───── Dataset entries

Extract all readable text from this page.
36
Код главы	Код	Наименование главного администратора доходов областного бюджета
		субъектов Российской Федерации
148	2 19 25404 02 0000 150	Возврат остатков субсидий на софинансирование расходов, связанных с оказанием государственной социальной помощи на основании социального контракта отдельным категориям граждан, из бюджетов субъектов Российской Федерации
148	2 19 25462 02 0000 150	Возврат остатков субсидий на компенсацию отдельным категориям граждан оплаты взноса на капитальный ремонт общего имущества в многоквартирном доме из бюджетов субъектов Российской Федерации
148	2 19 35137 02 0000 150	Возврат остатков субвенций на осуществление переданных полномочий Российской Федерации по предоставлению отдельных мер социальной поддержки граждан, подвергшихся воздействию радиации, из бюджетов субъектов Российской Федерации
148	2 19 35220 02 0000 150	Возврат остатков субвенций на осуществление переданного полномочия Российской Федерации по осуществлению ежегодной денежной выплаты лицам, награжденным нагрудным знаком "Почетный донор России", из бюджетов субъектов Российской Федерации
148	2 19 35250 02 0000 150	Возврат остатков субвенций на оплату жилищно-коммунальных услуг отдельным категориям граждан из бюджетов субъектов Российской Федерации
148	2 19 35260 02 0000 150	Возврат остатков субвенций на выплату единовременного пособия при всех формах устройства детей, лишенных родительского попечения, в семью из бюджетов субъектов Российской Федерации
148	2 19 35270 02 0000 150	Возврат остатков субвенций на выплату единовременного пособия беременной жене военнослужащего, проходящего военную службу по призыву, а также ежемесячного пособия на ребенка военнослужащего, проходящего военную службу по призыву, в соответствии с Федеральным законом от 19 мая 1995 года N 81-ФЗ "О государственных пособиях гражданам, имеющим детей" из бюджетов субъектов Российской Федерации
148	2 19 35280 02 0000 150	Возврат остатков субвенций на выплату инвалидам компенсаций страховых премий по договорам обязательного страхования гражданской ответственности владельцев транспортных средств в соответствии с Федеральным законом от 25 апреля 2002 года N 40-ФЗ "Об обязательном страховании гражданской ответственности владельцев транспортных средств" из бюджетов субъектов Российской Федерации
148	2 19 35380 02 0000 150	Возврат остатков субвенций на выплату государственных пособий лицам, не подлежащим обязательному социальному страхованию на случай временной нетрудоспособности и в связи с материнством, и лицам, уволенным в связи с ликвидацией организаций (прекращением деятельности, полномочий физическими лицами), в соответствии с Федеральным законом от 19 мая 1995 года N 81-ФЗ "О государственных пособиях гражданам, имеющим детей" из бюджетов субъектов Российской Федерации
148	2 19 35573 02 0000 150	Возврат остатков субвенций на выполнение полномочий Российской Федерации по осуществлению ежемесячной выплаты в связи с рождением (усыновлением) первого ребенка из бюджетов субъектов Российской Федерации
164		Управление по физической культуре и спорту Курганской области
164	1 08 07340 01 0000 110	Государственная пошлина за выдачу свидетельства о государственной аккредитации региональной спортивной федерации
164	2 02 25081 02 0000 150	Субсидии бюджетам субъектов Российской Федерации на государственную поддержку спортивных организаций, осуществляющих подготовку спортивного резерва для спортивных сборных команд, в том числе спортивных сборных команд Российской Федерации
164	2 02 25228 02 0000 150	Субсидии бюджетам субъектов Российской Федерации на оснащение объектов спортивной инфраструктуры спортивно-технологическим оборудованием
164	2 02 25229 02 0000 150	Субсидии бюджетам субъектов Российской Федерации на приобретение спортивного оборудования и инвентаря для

──────────

= Aim of the exercise =
Extract every entry in the listing word for word.

= Full solution =
Extract all readable text from this page.
36
Код главы	Код	Наименование главного администратора доходов областного бюджета
		субъектов Российской Федерации
148	2 19 25404 02 0000 150	Возврат остатков субсидий на софинансирование расходов, связанных с оказанием государственной социальной помощи на основании социального контракта отдельным категориям граждан, из бюджетов субъектов Российской Федерации
148	2 19 25462 02 0000 150	Возврат остатков субсидий на компенсацию отдельным категориям граждан оплаты взноса на капитальный ремонт общего имущества в многоквартирном доме из бюджетов субъектов Российской Федерации
148	2 19 35137 02 0000 150	Возврат остатков субвенций на осуществление переданных полномочий Российской Федерации по предоставлению отдельных мер социальной поддержки граждан, подвергшихся воздействию радиации, из бюджетов субъектов Российской Федерации
148	2 19 35220 02 0000 150	Возврат остатков субвенций на осуществление переданного полномочия Российской Федерации по осуществлению ежегодной денежной выплаты лицам, награжденным нагрудным знаком "Почетный донор России", из бюджетов субъектов Российской Федерации
148	2 19 35250 02 0000 150	Возврат остатков субвенций на оплату жилищно-коммунальных услуг отдельным категориям граждан из бюджетов субъектов Российской Федерации
148	2 19 35260 02 0000 150	Возврат остатков субвенций на выплату единовременного пособия при всех формах устройства детей, лишенных родительского попечения, в семью из бюджетов субъектов Российской Федерации
148	2 19 35270 02 0000 150	Возврат остатков субвенций на выплату единовременного пособия беременной жене военнослужащего, проходящего военную службу по призыву, а также ежемесячного пособия на ребенка военнослужащего, проходящего военную службу по призыву, в соответствии с Федеральным законом от 19 мая 1995 года N 81-ФЗ "О государственных пособиях гражданам, имеющим детей" из бюджетов субъектов Российской Федерации
148	2 19 35280 02 0000 150	Возврат остатков субвенций на выплату инвалидам компенсаций страховых премий по договорам обязательного страхования гражданской ответственности владельцев транспортных средств в соответствии с Федеральным законом от 25 апреля 2002 года N 40-ФЗ "Об обязательном страховании гражданской ответственности владельцев транспортных средств" из бюджетов субъектов Российской Федерации
148	2 19 35380 02 0000 150	Возврат остатков субвенций на выплату государственных пособий лицам, не подлежащим обязательному социальному страхованию на случай временной нетрудоспособности и в связи с материнством, и лицам, уволенным в связи с ликвидацией организаций (прекращением деятельности, полномочий физическими лицами), в соответствии с Федеральным законом от 19 мая 1995 года N 81-ФЗ "О государственных пособиях гражданам, имеющим детей" из бюджетов субъектов Российской Федерации
148	2 19 35573 02 0000 150	Возврат остатков субвенций на выполнение полномочий Российской Федерации по осуществлению ежемесячной выплаты в связи с рождением (усыновлением) первого ребенка из бюджетов субъектов Российской Федерации
164		Управление по физической культуре и спорту Курганской области
164	1 08 07340 01 0000 110	Государственная пошлина за выдачу свидетельства о государственной аккредитации региональной спортивной федерации
164	2 02 25081 02 0000 150	Субсидии бюджетам субъектов Российской Федерации на государственную поддержку спортивных организаций, осуществляющих подготовку спортивного резерва для спортивных сборных команд, в том числе спортивных сборных команд Российской Федерации
164	2 02 25228 02 0000 150	Субсидии бюджетам субъектов Российской Федерации на оснащение объектов спортивной инфраструктуры спортивно-технологическим оборудованием
164	2 02 25229 02 0000 150	Субсидии бюджетам субъектов Российской Федерации на приобретение спортивного оборудования и инвентаря для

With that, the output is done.